* **Challenge**:
Show every line in the records below that contains the word "true".

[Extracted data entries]
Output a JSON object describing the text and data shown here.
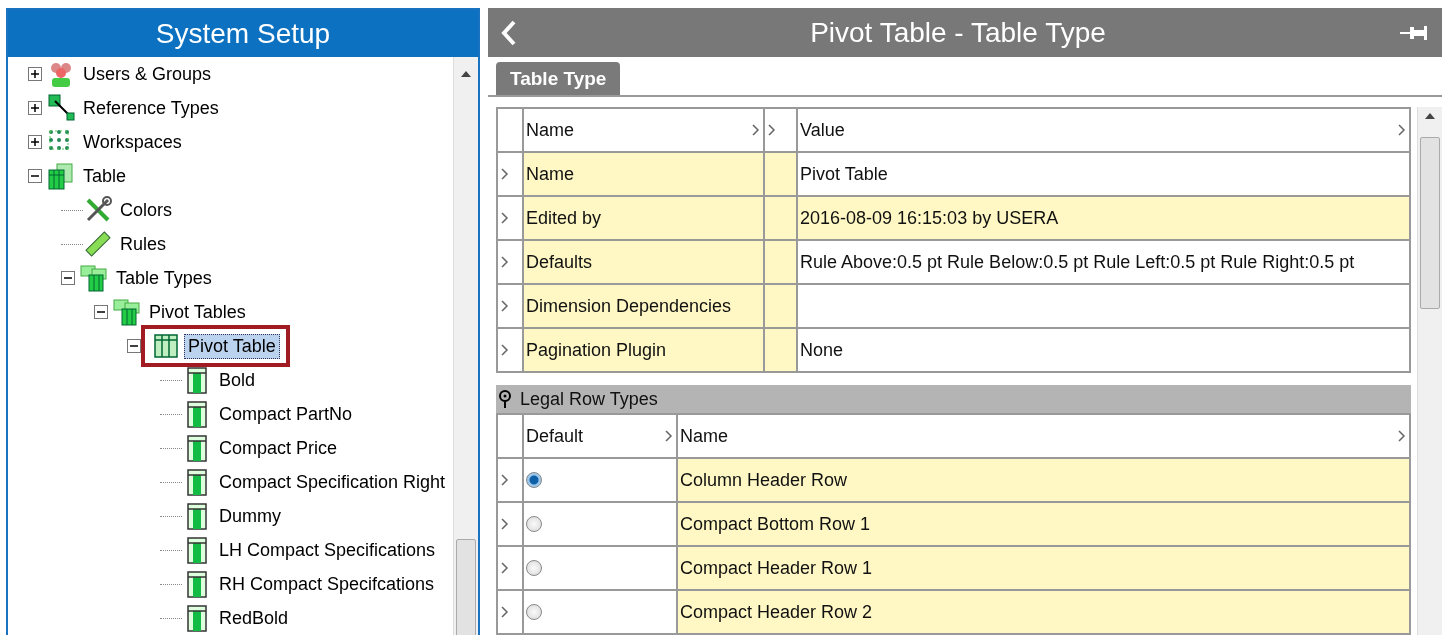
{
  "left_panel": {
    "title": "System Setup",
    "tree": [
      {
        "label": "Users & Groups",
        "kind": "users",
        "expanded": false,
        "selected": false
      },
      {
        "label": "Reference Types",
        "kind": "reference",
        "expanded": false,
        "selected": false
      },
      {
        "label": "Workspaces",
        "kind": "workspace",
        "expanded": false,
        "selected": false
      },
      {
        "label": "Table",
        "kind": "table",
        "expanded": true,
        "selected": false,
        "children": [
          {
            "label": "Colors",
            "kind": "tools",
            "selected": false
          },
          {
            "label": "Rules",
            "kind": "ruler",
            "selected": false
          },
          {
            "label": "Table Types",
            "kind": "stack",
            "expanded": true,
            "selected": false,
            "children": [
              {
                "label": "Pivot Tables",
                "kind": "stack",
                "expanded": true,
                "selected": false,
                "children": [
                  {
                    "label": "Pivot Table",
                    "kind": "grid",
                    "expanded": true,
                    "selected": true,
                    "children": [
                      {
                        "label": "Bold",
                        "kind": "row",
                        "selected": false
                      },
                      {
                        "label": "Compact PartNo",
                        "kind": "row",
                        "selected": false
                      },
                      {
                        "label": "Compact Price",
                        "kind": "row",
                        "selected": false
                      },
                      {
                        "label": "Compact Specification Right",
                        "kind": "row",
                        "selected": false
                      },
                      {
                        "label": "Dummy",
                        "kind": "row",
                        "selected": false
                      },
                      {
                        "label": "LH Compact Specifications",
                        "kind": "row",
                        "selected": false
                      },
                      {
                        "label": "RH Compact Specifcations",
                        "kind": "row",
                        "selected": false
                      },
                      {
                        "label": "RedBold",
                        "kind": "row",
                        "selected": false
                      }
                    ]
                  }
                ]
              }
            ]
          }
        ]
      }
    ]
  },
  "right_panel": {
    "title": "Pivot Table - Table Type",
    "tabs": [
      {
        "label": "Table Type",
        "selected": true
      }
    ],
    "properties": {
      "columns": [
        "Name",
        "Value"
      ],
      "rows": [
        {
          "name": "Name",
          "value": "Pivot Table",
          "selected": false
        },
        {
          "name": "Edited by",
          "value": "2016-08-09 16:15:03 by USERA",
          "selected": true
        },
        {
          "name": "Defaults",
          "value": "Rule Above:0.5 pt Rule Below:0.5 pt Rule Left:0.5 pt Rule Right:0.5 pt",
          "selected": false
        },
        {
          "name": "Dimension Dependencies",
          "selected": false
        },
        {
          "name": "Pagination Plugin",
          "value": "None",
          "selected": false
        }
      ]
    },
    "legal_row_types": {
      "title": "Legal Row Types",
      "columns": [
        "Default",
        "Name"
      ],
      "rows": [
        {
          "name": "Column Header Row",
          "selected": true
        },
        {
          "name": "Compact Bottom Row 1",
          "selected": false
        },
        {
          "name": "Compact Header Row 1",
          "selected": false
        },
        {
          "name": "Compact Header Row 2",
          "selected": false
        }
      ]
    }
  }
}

==

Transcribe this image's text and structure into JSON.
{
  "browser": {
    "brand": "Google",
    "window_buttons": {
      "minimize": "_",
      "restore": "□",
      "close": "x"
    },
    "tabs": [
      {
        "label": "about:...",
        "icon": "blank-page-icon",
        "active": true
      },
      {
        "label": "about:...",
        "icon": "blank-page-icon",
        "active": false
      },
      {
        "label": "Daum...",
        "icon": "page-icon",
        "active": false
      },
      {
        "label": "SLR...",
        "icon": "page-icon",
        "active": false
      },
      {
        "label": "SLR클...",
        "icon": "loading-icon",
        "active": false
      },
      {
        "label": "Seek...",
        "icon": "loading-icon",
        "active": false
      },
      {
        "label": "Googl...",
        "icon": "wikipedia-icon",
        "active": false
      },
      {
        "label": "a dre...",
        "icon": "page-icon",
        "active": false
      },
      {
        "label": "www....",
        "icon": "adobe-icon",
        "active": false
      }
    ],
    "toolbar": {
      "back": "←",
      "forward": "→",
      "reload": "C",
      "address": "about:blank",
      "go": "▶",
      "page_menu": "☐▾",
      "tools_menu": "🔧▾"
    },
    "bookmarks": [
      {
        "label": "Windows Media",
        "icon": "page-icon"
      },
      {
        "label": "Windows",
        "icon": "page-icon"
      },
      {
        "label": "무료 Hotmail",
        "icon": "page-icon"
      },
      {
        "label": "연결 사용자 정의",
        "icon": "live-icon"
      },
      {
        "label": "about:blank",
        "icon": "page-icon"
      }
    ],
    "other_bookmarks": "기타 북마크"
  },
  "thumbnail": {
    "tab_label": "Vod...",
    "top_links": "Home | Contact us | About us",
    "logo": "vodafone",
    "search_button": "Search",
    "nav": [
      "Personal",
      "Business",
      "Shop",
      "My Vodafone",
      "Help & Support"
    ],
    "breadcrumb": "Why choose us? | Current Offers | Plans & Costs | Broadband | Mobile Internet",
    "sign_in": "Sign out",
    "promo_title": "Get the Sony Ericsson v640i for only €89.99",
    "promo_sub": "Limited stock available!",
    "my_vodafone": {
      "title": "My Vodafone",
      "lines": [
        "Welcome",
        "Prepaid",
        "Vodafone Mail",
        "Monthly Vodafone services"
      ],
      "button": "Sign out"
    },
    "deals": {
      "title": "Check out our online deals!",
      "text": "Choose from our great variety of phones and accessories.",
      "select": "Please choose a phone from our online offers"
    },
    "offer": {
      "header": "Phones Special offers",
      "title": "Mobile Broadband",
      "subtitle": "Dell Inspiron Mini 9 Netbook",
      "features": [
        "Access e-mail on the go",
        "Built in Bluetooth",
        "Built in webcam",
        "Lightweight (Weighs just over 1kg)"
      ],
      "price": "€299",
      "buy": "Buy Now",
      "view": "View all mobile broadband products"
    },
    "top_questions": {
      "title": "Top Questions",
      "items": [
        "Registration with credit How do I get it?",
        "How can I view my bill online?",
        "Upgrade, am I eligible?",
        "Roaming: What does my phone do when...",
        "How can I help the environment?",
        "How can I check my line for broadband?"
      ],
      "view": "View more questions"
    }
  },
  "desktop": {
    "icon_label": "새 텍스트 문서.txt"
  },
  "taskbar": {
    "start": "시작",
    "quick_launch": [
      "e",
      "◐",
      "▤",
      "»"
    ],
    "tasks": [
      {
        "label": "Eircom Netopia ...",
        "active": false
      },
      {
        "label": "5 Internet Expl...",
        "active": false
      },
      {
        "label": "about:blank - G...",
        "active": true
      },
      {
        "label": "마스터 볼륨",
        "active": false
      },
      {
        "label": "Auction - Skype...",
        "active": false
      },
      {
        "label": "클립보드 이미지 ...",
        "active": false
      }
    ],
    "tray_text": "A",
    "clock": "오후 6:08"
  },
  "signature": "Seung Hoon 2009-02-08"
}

* **Answer to this exercise**:
        "expanded": true,
            "expanded": true,
                "expanded": true,
                    "expanded": true,
                    "selected": true,
        "selected": true
          "selected": true
          "selected": true
        "active": true
        "active": true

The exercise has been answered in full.